_Written request_
Copy everything from "II. TITLE VII" down to "VII retaliation claim." in the legal opinion excerpt, word for word.

_Text passage_
"""
Judgment as a matter of law is appropriate when "a party has been fully heard on an issue and there is no legally sufficient evidentiary basis for a reasonable jury to find for that party on that issue." Fed.R.Civ.P. 50(a)(1). Because a judgment as a matter of law intrudes upon the rightful province of the jury, it is highly disfavored. The Second Circuit has emphasized that, in ruling on such a motion, a court is "required to consider the evidence in the light most favorable to the party against whom the motion was made and to give that party the benefit of all reasonable inferences that the jury might have drawn in his favor from the evidence." Tolbert v. Queens Coll., 242 F.3d 58, 70 (2d Cir. 2001) (citing Smith v. Lightning Bolt Prods., Inc., 861 F.2d 363, 367 (2d Cir. 1998)); see also Luciano v. Olsten Corp., 110 F.3d 210, 214-15 (2d Cir. 1997); EEOC v. Ethan Allen, Inc., 44 F.3d 116, 119 (2d Cir. 1994). The Court "cannot assess the weight of conflicting evidence, pass on the credibility of the witnesses, or substitute its judgment for that of the jury."Tolbert, 242 F.3d at 70 (quoting Smith, 861 F.2d at 367). A jury verdict should be set aside only where there is "such a complete absence of evidence supporting the verdict that the jury's findings could only have been the result of sheer surmise and conjecture, or . . . such an overwhelming amount of evidence in favor of the movant that reasonable and fair minded men could not arrive at a verdict against him." Kosmynka v. Polaris Indus., Inc., 462 F.3d 74, 79 (2d Cir. 2006) (internal citations omitted).

II. TITLE VII

Title VII provides that "[i]t shall be an unlawful employment practice for an employer to discriminate against any of [its] employees . . . because [such employee] has opposed any practice made an unlawful employment practice by this [title], or because he has made a charge, testified, assisted, or participated in any manner in an investigation, proceeding, or hearing under this [title]." 42 U.S.C. § 2000e-3(a). The parties agree that the law governing the plaintiff's CFEPA retaliation claim is virtually identical to the law governing her Title VII retaliation claim.
"""
_Records provided_
"""
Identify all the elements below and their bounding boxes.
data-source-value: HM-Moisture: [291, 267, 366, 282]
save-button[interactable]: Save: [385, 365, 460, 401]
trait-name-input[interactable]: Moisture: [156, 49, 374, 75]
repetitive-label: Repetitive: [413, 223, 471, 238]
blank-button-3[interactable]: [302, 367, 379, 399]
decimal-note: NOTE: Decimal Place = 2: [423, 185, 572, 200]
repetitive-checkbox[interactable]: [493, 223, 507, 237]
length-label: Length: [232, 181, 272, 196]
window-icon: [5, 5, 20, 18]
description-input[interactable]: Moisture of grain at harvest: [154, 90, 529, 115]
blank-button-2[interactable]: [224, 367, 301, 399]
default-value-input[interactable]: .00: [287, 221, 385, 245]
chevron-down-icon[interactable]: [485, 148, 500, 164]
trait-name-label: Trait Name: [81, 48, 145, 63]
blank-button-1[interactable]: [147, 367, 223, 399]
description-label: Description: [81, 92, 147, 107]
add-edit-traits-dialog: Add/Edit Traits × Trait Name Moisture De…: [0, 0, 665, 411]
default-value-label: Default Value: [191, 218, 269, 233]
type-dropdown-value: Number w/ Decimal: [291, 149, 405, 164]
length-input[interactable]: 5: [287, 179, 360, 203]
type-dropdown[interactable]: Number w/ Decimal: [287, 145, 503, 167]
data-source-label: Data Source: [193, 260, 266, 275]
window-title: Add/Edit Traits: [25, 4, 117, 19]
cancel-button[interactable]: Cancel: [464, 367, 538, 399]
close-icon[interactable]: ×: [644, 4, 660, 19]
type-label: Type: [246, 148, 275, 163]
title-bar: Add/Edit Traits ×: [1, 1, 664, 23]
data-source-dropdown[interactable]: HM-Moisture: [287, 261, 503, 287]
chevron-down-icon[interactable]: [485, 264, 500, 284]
"""
_Exercise answer_
II. TITLE VII

Title VII provides that "[i]t shall be an unlawful employment practice for an employer to discriminate against any of [its] employees . . . because [such employee] has opposed any practice made an unlawful employment practice by this [title], or because he has made a charge, testified, assisted, or participated in any manner in an investigation, proceeding, or hearing under this [title]." 42 U.S.C. § 2000e-3(a). The parties agree that the law governing the plaintiff's CFEPA retaliation claim is virtually identical to the law governing her Title VII retaliation claim.